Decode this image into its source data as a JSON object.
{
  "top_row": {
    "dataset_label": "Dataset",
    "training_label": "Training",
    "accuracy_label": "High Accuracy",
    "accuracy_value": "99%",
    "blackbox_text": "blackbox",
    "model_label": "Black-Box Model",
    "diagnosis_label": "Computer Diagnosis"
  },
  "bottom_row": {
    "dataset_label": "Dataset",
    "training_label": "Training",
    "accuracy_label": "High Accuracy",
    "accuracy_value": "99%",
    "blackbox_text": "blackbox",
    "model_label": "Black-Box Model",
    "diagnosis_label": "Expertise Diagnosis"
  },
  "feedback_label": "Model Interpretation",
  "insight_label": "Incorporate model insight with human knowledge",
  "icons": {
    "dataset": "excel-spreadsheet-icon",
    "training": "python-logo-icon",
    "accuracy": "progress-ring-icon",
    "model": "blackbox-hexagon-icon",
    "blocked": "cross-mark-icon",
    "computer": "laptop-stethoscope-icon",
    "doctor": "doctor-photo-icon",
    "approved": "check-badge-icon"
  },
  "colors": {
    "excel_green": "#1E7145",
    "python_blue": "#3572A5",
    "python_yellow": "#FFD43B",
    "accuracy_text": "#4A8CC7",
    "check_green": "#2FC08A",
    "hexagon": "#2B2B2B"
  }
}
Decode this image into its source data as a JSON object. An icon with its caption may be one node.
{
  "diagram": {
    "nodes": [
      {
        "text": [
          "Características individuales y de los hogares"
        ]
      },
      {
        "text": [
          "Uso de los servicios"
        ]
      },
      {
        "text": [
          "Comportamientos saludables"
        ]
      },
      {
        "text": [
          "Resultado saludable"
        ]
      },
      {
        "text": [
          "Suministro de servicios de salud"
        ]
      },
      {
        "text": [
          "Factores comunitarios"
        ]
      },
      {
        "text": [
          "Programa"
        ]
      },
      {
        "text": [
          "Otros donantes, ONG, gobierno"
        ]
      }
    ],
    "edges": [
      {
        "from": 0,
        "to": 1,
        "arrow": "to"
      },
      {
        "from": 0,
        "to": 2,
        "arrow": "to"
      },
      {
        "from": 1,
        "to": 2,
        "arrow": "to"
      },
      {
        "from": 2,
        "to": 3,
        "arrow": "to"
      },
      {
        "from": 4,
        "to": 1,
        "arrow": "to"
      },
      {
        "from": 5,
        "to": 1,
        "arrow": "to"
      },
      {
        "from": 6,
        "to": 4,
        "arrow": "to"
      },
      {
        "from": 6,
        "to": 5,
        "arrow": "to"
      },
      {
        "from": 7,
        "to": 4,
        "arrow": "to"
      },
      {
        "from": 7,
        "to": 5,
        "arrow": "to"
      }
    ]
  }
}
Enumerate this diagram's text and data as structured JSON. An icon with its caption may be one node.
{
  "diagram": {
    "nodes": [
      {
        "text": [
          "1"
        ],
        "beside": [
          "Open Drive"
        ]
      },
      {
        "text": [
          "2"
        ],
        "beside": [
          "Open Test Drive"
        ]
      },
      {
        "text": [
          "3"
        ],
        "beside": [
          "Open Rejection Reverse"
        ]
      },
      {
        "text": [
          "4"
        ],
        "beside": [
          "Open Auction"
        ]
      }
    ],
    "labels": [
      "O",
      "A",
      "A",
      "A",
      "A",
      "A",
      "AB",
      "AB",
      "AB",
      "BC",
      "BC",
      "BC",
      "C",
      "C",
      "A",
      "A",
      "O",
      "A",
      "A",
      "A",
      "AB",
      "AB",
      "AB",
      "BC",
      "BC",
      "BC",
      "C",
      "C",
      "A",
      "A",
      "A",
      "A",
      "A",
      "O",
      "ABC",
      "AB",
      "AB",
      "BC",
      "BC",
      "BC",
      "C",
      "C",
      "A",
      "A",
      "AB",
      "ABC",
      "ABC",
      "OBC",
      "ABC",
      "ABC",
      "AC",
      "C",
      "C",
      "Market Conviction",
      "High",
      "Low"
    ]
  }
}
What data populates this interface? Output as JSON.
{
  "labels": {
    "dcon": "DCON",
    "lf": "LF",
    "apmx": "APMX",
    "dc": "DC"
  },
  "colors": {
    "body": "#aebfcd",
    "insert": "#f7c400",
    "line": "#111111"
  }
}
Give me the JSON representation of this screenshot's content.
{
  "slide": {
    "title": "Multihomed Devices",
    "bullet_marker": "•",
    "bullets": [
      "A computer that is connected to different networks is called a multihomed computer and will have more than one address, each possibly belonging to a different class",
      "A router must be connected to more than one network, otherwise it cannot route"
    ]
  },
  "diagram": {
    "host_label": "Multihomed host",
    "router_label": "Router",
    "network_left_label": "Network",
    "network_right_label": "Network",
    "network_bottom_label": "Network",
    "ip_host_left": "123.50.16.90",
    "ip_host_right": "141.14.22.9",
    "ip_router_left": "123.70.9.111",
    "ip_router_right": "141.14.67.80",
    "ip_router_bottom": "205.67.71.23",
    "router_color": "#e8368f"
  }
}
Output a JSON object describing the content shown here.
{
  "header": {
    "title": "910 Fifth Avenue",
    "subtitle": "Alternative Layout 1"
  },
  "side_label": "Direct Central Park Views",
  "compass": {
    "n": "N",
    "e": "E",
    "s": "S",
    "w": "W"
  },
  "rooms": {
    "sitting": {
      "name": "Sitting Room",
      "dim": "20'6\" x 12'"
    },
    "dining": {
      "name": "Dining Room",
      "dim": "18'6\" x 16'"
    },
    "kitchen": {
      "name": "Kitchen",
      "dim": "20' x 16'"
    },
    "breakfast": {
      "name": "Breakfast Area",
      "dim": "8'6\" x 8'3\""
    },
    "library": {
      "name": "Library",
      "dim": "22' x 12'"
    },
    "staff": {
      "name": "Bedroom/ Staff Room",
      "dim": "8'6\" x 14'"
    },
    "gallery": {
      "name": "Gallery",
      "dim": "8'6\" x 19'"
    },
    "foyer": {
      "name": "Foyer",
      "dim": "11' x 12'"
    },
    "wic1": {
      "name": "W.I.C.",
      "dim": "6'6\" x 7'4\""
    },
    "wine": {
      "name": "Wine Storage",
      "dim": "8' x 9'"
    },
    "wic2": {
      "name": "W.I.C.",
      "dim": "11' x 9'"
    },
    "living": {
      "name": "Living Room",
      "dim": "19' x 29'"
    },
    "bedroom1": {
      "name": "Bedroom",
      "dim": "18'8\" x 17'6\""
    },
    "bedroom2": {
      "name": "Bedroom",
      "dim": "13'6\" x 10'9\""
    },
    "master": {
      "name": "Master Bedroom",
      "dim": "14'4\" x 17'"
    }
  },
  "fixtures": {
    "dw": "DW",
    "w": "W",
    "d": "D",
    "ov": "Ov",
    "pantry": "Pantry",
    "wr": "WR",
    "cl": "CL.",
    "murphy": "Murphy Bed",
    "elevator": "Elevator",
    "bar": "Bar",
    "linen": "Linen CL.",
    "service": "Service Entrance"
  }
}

+ + + + +

▸ **Your instructions**
Send back each record exactly as it stands.

▸ **Output of the task**
Decode this image into its source data as a JSON object.
{
  "top_row": {
    "dataset_label": "Dataset",
    "training_label": "Training",
    "accuracy_label": "High Accuracy",
    "accuracy_value": "99%",
    "blackbox_text": "blackbox",
    "model_label": "Black-Box Model",
    "diagnosis_label": "Computer Diagnosis"
  },
  "bottom_row": {
    "dataset_label": "Dataset",
    "training_label": "Training",
    "accuracy_label": "High Accuracy",
    "accuracy_value": "99%",
    "blackbox_text": "blackbox",
    "model_label": "Black-Box Model",
    "diagnosis_label": "Expertise Diagnosis"
  },
  "feedback_label": "Model Interpretation",
  "insight_label": "Incorporate model insight with human knowledge",
  "icons": {
    "dataset": "excel-spreadsheet-icon",
    "training": "python-logo-icon",
    "accuracy": "progress-ring-icon",
    "model": "blackbox-hexagon-icon",
    "blocked": "cross-mark-icon",
    "computer": "laptop-stethoscope-icon",
    "doctor": "doctor-photo-icon",
    "approved": "check-badge-icon"
  },
  "colors": {
    "excel_green": "#1E7145",
    "python_blue": "#3572A5",
    "python_yellow": "#FFD43B",
    "accuracy_text": "#4A8CC7",
    "check_green": "#2FC08A",
    "hexagon": "#2B2B2B"
  }
}
Decode this image into its source data as a JSON object. An icon with its caption may be one node.
{
  "diagram": {
    "nodes": [
      {
        "text": [
          "Características individuales y de los hogares"
        ]
      },
      {
        "text": [
          "Uso de los servicios"
        ]
      },
      {
        "text": [
          "Comportamientos saludables"
        ]
      },
      {
        "text": [
          "Resultado saludable"
        ]
      },
      {
        "text": [
          "Suministro de servicios de salud"
        ]
      },
      {
        "text": [
          "Factores comunitarios"
        ]
      },
      {
        "text": [
          "Programa"
        ]
      },
      {
        "text": [
          "Otros donantes, ONG, gobierno"
        ]
      }
    ],
    "edges": [
      {
        "from": 0,
        "to": 1,
        "arrow": "to"
      },
      {
        "from": 0,
        "to": 2,
        "arrow": "to"
      },
      {
        "from": 1,
        "to": 2,
        "arrow": "to"
      },
      {
        "from": 2,
        "to": 3,
        "arrow": "to"
      },
      {
        "from": 4,
        "to": 1,
        "arrow": "to"
      },
      {
        "from": 5,
        "to": 1,
        "arrow": "to"
      },
      {
        "from": 6,
        "to": 4,
        "arrow": "to"
      },
      {
        "from": 6,
        "to": 5,
        "arrow": "to"
      },
      {
        "from": 7,
        "to": 4,
        "arrow": "to"
      },
      {
        "from": 7,
        "to": 5,
        "arrow": "to"
      }
    ]
  }
}
Enumerate this diagram's text and data as structured JSON. An icon with its caption may be one node.
{
  "diagram": {
    "nodes": [
      {
        "text": [
          "1"
        ],
        "beside": [
          "Open Drive"
        ]
      },
      {
        "text": [
          "2"
        ],
        "beside": [
          "Open Test Drive"
        ]
      },
      {
        "text": [
          "3"
        ],
        "beside": [
          "Open Rejection Reverse"
        ]
      },
      {
        "text": [
          "4"
        ],
        "beside": [
          "Open Auction"
        ]
      }
    ],
    "labels": [
      "O",
      "A",
      "A",
      "A",
      "A",
      "A",
      "AB",
      "AB",
      "AB",
      "BC",
      "BC",
      "BC",
      "C",
      "C",
      "A",
      "A",
      "O",
      "A",
      "A",
      "A",
      "AB",
      "AB",
      "AB",
      "BC",
      "BC",
      "BC",
      "C",
      "C",
      "A",
      "A",
      "A",
      "A",
      "A",
      "O",
      "ABC",
      "AB",
      "AB",
      "BC",
      "BC",
      "BC",
      "C",
      "C",
      "A",
      "A",
      "AB",
      "ABC",
      "ABC",
      "OBC",
      "ABC",
      "ABC",
      "AC",
      "C",
      "C",
      "Market Conviction",
      "High",
      "Low"
    ]
  }
}
What data populates this interface? Output as JSON.
{
  "labels": {
    "dcon": "DCON",
    "lf": "LF",
    "apmx": "APMX",
    "dc": "DC"
  },
  "colors": {
    "body": "#aebfcd",
    "insert": "#f7c400",
    "line": "#111111"
  }
}
Give me the JSON representation of this screenshot's content.
{
  "slide": {
    "title": "Multihomed Devices",
    "bullet_marker": "•",
    "bullets": [
      "A computer that is connected to different networks is called a multihomed computer and will have more than one address, each possibly belonging to a different class",
      "A router must be connected to more than one network, otherwise it cannot route"
    ]
  },
  "diagram": {
    "host_label": "Multihomed host",
    "router_label": "Router",
    "network_left_label": "Network",
    "network_right_label": "Network",
    "network_bottom_label": "Network",
    "ip_host_left": "123.50.16.90",
    "ip_host_right": "141.14.22.9",
    "ip_router_left": "123.70.9.111",
    "ip_router_right": "141.14.67.80",
    "ip_router_bottom": "205.67.71.23",
    "router_color": "#e8368f"
  }
}
Output a JSON object describing the content shown here.
{
  "header": {
    "title": "910 Fifth Avenue",
    "subtitle": "Alternative Layout 1"
  },
  "side_label": "Direct Central Park Views",
  "compass": {
    "n": "N",
    "e": "E",
    "s": "S",
    "w": "W"
  },
  "rooms": {
    "sitting": {
      "name": "Sitting Room",
      "dim": "20'6\" x 12'"
    },
    "dining": {
      "name": "Dining Room",
      "dim": "18'6\" x 16'"
    },
    "kitchen": {
      "name": "Kitchen",
      "dim": "20' x 16'"
    },
    "breakfast": {
      "name": "Breakfast Area",
      "dim": "8'6\" x 8'3\""
    },
    "library": {
      "name": "Library",
      "dim": "22' x 12'"
    },
    "staff": {
      "name": "Bedroom/ Staff Room",
      "dim": "8'6\" x 14'"
    },
    "gallery": {
      "name": "Gallery",
      "dim": "8'6\" x 19'"
    },
    "foyer": {
      "name": "Foyer",
      "dim": "11' x 12'"
    },
    "wic1": {
      "name": "W.I.C.",
      "dim": "6'6\" x 7'4\""
    },
    "wine": {
      "name": "Wine Storage",
      "dim": "8' x 9'"
    },
    "wic2": {
      "name": "W.I.C.",
      "dim": "11' x 9'"
    },
    "living": {
      "name": "Living Room",
      "dim": "19' x 29'"
    },
    "bedroom1": {
      "name": "Bedroom",
      "dim": "18'8\" x 17'6\""
    },
    "bedroom2": {
      "name": "Bedroom",
      "dim": "13'6\" x 10'9\""
    },
    "master": {
      "name": "Master Bedroom",
      "dim": "14'4\" x 17'"
    }
  },
  "fixtures": {
    "dw": "DW",
    "w": "W",
    "d": "D",
    "ov": "Ov",
    "pantry": "Pantry",
    "wr": "WR",
    "cl": "CL.",
    "murphy": "Murphy Bed",
    "elevator": "Elevator",
    "bar": "Bar",
    "linen": "Linen CL.",
    "service": "Service Entrance"
  }
}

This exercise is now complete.